→ WHAT THE TASK REQUIRES: Read through the data and report every line in which the word "type" occurs.

Lines of data:
▼▼▼

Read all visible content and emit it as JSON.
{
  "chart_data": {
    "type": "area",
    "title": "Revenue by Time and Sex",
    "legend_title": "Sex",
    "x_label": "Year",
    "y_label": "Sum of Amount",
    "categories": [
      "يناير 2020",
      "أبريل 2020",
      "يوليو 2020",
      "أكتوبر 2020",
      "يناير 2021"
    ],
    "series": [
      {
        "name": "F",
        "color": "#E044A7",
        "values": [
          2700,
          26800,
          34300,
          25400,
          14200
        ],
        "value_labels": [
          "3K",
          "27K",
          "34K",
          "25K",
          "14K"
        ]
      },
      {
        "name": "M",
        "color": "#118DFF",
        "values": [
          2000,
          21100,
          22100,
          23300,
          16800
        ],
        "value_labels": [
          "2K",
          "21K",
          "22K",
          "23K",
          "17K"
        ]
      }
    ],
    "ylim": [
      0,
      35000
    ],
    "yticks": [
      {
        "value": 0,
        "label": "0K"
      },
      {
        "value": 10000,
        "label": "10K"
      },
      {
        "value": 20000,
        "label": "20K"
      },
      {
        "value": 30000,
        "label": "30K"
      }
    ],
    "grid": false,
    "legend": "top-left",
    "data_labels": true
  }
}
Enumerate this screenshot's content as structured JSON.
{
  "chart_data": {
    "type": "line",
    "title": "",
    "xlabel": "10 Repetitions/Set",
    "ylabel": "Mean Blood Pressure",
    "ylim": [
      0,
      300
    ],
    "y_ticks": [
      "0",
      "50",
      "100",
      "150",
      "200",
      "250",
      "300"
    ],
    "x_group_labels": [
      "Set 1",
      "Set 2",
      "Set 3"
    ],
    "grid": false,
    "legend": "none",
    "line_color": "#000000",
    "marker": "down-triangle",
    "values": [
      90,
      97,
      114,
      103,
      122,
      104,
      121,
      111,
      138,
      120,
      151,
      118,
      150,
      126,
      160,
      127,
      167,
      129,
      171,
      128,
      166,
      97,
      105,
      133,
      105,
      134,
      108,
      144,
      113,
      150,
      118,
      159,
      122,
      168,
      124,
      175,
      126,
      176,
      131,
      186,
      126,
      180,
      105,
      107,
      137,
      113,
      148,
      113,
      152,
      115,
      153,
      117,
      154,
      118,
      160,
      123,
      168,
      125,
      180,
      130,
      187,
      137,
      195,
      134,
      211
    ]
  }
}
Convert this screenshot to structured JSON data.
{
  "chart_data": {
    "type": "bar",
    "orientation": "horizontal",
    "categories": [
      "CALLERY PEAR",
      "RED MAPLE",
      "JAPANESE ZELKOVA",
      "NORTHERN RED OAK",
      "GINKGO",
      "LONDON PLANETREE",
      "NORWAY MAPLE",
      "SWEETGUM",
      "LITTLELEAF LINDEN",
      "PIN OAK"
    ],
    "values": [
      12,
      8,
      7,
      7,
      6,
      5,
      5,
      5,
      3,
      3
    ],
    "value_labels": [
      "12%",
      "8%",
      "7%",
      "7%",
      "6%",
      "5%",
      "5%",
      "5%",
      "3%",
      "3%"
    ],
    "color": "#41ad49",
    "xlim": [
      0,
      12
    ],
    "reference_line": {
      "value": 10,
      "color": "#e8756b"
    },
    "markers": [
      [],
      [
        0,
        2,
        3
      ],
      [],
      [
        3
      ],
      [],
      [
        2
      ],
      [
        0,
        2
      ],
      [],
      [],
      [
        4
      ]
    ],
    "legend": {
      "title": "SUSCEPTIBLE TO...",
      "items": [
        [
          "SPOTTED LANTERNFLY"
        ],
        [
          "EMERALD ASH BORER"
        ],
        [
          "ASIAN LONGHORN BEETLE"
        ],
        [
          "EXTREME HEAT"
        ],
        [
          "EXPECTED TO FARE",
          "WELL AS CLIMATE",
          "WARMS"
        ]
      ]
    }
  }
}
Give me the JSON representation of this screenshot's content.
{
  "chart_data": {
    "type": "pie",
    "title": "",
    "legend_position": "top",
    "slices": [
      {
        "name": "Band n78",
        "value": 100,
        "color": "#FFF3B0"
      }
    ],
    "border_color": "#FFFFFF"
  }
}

▲▲▲

→ SOLUTION:
    "type": "area",
    "type": "line",
    "type": "bar",
    "type": "pie",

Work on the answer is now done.